◆ Task to carry out
Report, as a bare number, how many lines of the material below contain the word "text".

──────

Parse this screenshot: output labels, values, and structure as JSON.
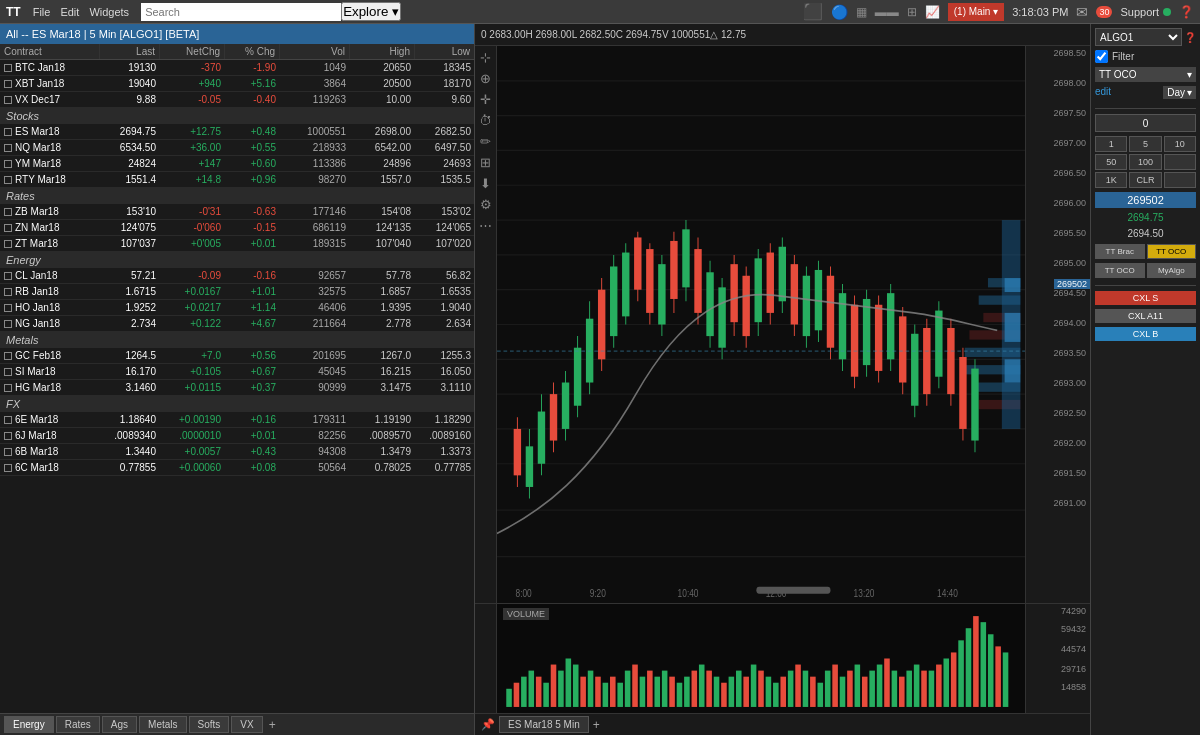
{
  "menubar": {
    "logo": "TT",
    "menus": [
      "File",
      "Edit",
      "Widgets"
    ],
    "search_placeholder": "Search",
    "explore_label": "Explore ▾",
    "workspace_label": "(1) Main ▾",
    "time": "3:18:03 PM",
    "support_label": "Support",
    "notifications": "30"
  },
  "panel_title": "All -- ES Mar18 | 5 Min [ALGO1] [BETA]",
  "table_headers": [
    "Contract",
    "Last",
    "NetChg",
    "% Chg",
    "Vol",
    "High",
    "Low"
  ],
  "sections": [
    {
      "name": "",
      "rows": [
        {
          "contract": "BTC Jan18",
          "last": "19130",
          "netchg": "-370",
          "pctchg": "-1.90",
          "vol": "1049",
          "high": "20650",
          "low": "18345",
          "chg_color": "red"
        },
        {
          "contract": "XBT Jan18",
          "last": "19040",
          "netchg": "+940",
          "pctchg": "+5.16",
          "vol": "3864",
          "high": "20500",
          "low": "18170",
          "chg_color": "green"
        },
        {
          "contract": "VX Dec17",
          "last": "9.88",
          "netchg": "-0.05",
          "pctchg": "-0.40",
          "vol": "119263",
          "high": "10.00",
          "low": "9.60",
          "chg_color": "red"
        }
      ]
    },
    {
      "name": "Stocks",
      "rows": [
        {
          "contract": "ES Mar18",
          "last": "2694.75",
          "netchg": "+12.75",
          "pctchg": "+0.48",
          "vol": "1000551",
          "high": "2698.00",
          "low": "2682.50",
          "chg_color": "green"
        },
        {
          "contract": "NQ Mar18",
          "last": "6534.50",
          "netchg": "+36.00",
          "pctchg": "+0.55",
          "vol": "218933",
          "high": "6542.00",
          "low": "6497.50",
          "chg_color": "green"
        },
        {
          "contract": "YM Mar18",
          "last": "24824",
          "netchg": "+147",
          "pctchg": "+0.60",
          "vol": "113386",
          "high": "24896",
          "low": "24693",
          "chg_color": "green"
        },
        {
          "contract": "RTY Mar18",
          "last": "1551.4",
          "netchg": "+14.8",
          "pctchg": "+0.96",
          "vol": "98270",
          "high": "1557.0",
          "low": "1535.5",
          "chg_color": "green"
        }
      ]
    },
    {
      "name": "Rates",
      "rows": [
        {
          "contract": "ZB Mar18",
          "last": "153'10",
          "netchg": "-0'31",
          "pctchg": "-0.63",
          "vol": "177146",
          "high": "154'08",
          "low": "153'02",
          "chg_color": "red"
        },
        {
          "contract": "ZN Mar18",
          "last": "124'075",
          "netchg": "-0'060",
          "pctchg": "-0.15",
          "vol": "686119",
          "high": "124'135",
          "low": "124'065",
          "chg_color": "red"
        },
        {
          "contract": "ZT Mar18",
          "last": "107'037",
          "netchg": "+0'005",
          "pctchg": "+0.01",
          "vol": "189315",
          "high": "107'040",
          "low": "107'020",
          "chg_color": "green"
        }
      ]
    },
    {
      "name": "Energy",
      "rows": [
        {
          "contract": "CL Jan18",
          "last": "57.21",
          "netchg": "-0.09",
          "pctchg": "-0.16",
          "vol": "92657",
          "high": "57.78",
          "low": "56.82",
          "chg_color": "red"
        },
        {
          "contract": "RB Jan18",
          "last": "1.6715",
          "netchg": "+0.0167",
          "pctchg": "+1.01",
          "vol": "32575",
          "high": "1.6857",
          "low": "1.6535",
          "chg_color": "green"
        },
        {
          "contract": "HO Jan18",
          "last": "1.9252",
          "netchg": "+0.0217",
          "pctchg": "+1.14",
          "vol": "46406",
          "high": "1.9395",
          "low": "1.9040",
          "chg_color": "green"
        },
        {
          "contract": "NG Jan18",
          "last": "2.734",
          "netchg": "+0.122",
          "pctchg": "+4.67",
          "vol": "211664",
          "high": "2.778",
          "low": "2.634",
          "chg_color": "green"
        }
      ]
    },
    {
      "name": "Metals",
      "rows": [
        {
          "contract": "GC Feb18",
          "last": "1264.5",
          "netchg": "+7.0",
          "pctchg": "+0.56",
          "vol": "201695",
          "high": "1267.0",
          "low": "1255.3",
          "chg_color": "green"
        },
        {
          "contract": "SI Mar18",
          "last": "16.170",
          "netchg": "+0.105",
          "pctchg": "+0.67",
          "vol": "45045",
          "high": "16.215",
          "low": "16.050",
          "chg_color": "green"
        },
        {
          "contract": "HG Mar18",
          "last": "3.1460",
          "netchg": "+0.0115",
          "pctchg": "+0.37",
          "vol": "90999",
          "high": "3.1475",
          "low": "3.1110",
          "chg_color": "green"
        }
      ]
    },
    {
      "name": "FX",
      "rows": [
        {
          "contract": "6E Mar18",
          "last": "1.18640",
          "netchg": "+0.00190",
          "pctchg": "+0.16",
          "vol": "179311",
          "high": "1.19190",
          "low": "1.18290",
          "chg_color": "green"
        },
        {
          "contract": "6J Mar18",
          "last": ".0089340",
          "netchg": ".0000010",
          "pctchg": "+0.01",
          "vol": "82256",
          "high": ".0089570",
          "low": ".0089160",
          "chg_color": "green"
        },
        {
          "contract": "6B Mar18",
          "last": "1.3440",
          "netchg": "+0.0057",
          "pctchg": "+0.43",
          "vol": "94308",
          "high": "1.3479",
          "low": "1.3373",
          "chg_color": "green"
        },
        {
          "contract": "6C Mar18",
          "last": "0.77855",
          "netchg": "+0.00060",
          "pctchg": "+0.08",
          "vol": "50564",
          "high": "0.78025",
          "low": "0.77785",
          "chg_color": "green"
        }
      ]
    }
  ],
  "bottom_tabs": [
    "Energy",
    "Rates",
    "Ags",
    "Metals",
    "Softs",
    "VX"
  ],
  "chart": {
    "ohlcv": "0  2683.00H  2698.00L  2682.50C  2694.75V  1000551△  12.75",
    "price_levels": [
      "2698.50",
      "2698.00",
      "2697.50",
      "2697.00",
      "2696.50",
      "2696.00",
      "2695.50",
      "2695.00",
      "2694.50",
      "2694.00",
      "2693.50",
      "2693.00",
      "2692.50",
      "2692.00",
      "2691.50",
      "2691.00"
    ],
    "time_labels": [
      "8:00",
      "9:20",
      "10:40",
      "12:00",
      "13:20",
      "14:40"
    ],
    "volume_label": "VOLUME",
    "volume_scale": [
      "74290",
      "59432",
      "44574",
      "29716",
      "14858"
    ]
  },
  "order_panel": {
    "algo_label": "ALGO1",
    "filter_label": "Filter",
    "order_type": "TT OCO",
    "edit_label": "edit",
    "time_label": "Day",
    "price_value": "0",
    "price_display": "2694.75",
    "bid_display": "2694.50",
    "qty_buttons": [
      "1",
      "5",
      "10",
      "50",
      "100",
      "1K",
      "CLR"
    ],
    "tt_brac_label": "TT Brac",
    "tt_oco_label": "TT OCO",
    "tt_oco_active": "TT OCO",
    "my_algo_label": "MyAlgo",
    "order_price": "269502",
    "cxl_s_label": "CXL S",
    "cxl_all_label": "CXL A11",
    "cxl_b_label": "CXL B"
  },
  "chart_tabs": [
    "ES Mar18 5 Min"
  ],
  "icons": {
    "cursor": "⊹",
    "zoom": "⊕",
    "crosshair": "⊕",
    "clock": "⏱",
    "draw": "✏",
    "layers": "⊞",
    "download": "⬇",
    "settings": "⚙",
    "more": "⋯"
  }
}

──────

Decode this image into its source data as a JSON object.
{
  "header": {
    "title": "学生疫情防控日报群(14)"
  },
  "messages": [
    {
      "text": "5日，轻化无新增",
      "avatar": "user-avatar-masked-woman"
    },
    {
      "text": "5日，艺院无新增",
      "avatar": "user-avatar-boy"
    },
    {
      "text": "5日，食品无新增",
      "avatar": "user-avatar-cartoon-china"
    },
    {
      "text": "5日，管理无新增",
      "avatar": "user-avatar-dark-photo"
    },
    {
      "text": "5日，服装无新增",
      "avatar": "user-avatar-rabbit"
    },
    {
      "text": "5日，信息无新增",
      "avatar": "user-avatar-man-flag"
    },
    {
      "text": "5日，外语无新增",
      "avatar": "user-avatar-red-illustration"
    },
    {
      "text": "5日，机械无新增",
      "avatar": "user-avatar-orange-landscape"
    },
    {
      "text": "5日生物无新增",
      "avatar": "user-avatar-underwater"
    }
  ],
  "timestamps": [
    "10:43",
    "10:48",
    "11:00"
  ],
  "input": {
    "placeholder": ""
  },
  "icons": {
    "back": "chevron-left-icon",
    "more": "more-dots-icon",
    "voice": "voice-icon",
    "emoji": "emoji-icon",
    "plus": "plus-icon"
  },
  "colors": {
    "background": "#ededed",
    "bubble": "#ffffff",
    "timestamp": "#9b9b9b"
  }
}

──────

◆ Finished exercise
9